DATASET:
○ ○ ○ ○

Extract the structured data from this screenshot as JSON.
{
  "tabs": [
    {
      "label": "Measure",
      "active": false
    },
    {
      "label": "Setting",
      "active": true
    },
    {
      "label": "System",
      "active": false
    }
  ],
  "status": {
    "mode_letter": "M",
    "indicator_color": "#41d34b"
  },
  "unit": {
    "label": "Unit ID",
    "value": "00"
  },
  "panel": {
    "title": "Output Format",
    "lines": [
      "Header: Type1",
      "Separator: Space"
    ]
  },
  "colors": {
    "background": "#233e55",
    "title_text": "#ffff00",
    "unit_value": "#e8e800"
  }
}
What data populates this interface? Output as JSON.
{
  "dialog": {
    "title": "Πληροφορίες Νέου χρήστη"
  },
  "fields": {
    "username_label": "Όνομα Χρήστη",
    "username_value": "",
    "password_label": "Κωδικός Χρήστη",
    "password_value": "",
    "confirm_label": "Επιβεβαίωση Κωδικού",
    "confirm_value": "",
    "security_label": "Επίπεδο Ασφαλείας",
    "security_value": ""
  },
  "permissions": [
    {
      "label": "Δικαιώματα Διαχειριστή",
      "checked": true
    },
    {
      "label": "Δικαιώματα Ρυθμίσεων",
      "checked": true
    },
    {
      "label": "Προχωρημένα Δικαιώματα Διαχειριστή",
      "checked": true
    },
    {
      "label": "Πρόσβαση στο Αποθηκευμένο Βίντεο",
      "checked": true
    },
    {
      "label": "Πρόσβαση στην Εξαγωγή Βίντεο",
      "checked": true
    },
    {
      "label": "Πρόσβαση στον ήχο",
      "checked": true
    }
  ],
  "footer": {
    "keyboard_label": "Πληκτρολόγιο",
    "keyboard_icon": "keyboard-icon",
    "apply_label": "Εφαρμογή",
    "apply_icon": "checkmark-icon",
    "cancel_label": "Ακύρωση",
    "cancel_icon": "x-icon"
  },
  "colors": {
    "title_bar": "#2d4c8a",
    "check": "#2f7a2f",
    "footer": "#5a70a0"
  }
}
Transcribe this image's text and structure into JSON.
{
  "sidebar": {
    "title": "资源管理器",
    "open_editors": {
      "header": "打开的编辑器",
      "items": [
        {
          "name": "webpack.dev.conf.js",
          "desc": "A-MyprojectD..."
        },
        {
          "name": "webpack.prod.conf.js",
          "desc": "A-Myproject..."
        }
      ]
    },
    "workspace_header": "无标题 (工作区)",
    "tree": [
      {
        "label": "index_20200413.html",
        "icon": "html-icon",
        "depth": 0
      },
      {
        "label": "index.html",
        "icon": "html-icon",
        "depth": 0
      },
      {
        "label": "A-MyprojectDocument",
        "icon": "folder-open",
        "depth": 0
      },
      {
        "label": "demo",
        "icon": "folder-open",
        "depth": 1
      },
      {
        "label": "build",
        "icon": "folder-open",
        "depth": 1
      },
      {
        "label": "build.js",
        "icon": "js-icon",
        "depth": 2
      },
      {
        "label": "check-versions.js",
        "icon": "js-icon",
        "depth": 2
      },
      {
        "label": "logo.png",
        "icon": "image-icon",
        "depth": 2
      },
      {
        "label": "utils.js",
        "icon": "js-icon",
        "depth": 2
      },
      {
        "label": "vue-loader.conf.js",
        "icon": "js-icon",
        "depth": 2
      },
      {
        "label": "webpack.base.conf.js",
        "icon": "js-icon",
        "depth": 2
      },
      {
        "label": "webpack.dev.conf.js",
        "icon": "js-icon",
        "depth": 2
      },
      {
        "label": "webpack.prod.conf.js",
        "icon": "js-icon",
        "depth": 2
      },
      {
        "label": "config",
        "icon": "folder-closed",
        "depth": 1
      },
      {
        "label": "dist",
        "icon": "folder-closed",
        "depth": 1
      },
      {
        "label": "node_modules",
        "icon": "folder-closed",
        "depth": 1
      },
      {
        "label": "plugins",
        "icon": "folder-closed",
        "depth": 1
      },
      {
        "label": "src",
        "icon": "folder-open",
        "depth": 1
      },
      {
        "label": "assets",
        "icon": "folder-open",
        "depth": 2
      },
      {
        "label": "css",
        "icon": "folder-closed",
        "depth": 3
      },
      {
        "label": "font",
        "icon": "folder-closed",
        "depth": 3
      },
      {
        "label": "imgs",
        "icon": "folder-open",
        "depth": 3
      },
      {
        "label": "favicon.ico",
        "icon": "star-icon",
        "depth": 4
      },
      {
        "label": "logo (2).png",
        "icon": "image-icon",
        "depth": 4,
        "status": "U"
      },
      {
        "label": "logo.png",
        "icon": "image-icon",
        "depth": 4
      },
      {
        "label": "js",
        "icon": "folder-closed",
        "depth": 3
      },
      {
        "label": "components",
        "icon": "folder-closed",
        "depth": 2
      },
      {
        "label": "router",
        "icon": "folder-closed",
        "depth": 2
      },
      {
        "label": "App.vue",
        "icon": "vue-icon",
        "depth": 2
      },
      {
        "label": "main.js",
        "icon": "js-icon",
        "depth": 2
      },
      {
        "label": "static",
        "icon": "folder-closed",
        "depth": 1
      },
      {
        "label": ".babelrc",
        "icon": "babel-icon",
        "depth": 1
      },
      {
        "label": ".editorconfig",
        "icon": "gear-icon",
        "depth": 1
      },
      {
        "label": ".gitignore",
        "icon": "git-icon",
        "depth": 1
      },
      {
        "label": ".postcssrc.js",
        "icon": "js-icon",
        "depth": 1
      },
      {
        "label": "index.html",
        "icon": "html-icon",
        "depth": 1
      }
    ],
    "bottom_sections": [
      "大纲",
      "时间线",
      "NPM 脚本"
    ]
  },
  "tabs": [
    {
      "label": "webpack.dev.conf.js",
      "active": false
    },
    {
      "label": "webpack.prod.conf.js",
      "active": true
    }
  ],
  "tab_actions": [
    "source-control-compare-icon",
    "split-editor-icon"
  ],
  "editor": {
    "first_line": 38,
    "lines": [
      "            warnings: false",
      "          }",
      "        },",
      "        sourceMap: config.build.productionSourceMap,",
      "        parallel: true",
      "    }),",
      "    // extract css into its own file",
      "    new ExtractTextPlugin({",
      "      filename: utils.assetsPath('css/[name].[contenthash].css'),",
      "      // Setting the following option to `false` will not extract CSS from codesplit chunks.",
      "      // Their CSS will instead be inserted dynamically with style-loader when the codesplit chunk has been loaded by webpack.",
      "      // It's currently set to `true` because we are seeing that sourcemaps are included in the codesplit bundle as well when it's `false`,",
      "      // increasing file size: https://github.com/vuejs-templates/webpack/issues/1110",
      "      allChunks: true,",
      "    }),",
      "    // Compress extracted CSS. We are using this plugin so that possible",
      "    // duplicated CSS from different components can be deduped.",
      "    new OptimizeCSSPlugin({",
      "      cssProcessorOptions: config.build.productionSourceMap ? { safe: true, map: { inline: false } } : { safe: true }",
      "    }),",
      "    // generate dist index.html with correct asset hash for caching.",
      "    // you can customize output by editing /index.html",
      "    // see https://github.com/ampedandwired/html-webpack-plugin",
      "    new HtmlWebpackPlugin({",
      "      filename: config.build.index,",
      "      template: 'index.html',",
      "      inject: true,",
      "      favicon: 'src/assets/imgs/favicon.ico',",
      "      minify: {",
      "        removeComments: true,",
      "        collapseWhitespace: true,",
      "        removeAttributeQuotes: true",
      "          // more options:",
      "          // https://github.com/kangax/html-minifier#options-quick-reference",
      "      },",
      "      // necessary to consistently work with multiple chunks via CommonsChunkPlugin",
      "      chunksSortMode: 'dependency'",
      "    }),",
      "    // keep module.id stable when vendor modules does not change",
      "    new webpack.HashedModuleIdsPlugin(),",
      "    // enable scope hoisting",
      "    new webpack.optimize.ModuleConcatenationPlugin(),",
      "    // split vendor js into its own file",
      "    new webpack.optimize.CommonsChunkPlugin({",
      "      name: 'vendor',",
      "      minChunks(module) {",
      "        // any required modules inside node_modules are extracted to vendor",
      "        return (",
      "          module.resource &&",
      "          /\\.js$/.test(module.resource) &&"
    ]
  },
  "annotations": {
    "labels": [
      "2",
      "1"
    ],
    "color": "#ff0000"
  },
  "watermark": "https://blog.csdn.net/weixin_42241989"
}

○ ○ ○ ○

DIRECTIVE: Take every line from the records above that has the word "resource" and copy it.

EXERCISE ANSWER:
      "          module.resource &&",
      "          /\\.js$/.test(module.resource) &&"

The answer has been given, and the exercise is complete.